**Aim of the task:**
Quote the entries that follow exactly, leaving none out.

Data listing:
:::

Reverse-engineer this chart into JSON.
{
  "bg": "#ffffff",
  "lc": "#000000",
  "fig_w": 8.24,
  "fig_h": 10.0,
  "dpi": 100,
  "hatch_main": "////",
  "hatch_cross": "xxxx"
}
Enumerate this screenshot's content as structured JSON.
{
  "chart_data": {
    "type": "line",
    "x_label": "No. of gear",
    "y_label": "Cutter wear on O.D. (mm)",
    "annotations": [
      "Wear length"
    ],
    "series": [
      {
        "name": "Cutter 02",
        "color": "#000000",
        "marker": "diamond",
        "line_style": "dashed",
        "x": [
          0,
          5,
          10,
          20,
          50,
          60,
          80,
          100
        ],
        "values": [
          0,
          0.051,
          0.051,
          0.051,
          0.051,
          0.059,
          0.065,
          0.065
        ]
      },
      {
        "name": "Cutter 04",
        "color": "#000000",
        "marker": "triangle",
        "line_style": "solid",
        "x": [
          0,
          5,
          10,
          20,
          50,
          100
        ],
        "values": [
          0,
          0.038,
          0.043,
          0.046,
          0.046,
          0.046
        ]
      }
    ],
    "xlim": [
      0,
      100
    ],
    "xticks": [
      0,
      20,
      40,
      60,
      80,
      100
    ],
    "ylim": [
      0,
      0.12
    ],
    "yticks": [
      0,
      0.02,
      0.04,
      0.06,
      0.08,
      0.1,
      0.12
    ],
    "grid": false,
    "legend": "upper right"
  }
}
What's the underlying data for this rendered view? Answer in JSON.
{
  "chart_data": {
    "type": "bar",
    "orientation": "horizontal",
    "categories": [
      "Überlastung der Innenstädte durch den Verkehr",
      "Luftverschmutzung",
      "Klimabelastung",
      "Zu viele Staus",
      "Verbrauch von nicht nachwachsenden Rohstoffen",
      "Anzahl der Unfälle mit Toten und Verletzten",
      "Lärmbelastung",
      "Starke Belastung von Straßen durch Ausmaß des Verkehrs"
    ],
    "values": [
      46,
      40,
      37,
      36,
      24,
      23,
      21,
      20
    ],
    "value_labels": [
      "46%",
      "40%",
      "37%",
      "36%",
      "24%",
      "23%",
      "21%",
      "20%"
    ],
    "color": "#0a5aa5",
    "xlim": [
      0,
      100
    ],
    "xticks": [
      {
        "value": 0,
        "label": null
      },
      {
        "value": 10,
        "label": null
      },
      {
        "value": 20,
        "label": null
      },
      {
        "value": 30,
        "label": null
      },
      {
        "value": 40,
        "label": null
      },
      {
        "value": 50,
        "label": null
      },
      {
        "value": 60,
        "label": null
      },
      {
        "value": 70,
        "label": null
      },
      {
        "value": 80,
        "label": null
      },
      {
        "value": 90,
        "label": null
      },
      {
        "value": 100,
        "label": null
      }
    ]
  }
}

:::

**Reply to the exercise:**
Reverse-engineer this chart into JSON.
{
  "bg": "#ffffff",
  "lc": "#000000",
  "fig_w": 8.24,
  "fig_h": 10.0,
  "dpi": 100,
  "hatch_main": "////",
  "hatch_cross": "xxxx"
}
Enumerate this screenshot's content as structured JSON.
{
  "chart_data": {
    "type": "line",
    "x_label": "No. of gear",
    "y_label": "Cutter wear on O.D. (mm)",
    "annotations": [
      "Wear length"
    ],
    "series": [
      {
        "name": "Cutter 02",
        "color": "#000000",
        "marker": "diamond",
        "line_style": "dashed",
        "x": [
          0,
          5,
          10,
          20,
          50,
          60,
          80,
          100
        ],
        "values": [
          0,
          0.051,
          0.051,
          0.051,
          0.051,
          0.059,
          0.065,
          0.065
        ]
      },
      {
        "name": "Cutter 04",
        "color": "#000000",
        "marker": "triangle",
        "line_style": "solid",
        "x": [
          0,
          5,
          10,
          20,
          50,
          100
        ],
        "values": [
          0,
          0.038,
          0.043,
          0.046,
          0.046,
          0.046
        ]
      }
    ],
    "xlim": [
      0,
      100
    ],
    "xticks": [
      0,
      20,
      40,
      60,
      80,
      100
    ],
    "ylim": [
      0,
      0.12
    ],
    "yticks": [
      0,
      0.02,
      0.04,
      0.06,
      0.08,
      0.1,
      0.12
    ],
    "grid": false,
    "legend": "upper right"
  }
}
What's the underlying data for this rendered view? Answer in JSON.
{
  "chart_data": {
    "type": "bar",
    "orientation": "horizontal",
    "categories": [
      "Überlastung der Innenstädte durch den Verkehr",
      "Luftverschmutzung",
      "Klimabelastung",
      "Zu viele Staus",
      "Verbrauch von nicht nachwachsenden Rohstoffen",
      "Anzahl der Unfälle mit Toten und Verletzten",
      "Lärmbelastung",
      "Starke Belastung von Straßen durch Ausmaß des Verkehrs"
    ],
    "values": [
      46,
      40,
      37,
      36,
      24,
      23,
      21,
      20
    ],
    "value_labels": [
      "46%",
      "40%",
      "37%",
      "36%",
      "24%",
      "23%",
      "21%",
      "20%"
    ],
    "color": "#0a5aa5",
    "xlim": [
      0,
      100
    ],
    "xticks": [
      {
        "value": 0,
        "label": null
      },
      {
        "value": 10,
        "label": null
      },
      {
        "value": 20,
        "label": null
      },
      {
        "value": 30,
        "label": null
      },
      {
        "value": 40,
        "label": null
      },
      {
        "value": 50,
        "label": null
      },
      {
        "value": 60,
        "label": null
      },
      {
        "value": 70,
        "label": null
      },
      {
        "value": 80,
        "label": null
      },
      {
        "value": 90,
        "label": null
      },
      {
        "value": 100,
        "label": null
      }
    ]
  }
}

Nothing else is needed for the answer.